Exercise objective: Extract from the listing each line in which the word "Class" appears.

Items listed in a dataset:
::::::::::

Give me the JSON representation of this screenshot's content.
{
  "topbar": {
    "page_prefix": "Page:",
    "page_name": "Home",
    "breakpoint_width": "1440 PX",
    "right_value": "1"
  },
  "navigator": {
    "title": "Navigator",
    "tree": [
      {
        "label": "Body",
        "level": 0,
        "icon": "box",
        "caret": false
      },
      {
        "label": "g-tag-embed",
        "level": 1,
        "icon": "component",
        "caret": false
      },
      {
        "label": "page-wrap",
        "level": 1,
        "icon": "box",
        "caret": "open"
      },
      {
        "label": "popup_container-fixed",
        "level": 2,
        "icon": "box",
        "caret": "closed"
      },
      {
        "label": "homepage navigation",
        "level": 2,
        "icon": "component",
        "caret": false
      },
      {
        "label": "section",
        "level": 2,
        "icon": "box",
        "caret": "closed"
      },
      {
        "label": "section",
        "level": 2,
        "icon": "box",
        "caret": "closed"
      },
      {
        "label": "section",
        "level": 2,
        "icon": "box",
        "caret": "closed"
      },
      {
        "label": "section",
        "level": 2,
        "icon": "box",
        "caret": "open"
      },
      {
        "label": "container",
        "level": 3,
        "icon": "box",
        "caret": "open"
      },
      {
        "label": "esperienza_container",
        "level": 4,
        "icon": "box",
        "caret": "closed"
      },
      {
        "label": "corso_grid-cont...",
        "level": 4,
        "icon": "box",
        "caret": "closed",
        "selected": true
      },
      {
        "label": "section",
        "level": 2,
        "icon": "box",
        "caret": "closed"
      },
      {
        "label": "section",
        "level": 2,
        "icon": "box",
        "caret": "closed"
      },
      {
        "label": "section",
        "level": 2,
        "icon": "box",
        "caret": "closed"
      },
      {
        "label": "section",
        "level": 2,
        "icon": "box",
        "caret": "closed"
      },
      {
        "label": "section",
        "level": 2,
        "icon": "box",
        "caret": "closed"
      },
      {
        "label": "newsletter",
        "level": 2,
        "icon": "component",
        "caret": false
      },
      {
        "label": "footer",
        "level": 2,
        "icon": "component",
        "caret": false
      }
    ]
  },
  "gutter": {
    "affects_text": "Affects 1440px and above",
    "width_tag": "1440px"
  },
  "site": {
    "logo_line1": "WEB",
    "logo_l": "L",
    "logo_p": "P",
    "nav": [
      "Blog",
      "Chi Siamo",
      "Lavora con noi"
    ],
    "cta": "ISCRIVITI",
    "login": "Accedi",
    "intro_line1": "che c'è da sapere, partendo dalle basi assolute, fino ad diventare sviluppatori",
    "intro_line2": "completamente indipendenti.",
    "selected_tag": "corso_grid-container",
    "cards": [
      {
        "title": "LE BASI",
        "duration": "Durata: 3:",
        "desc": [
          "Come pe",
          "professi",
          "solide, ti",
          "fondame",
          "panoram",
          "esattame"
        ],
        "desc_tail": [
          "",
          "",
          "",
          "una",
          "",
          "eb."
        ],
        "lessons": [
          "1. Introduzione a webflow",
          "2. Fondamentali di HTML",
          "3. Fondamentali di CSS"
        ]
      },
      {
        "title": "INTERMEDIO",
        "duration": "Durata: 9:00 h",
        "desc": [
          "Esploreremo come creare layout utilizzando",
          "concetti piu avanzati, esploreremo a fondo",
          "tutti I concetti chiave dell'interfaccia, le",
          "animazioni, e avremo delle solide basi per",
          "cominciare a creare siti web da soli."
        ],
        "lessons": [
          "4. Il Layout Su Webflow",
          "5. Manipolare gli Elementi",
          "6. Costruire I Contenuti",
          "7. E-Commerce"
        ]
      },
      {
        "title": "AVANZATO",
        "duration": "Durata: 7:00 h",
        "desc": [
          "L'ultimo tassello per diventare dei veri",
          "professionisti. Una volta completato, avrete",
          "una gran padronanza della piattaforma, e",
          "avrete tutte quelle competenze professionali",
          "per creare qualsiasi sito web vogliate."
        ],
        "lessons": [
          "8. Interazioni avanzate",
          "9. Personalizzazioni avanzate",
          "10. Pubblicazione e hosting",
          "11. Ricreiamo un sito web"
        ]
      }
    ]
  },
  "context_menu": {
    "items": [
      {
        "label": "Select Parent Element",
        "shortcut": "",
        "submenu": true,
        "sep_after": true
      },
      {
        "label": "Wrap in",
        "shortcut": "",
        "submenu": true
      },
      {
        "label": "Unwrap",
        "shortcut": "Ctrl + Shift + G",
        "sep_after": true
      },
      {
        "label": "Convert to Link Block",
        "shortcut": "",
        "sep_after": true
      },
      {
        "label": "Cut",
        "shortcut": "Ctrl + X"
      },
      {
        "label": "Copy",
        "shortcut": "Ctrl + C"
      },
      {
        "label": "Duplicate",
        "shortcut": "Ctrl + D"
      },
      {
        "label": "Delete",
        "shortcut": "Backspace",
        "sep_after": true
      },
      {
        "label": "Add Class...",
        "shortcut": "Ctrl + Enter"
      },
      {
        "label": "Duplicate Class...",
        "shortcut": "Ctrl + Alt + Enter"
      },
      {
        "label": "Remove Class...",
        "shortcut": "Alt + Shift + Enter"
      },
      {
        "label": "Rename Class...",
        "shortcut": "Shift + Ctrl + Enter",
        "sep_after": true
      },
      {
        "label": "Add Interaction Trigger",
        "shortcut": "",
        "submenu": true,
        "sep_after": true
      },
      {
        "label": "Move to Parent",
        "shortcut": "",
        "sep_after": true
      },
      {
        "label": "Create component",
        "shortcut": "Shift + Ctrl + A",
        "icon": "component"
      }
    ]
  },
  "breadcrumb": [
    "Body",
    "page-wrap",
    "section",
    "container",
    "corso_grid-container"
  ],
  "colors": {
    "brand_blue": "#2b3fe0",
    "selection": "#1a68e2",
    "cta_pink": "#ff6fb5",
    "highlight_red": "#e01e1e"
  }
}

::::::::::

Result for this task:
        "label": "Add Class...",
        "label": "Duplicate Class...",
        "label": "Remove Class...",
        "label": "Rename Class...",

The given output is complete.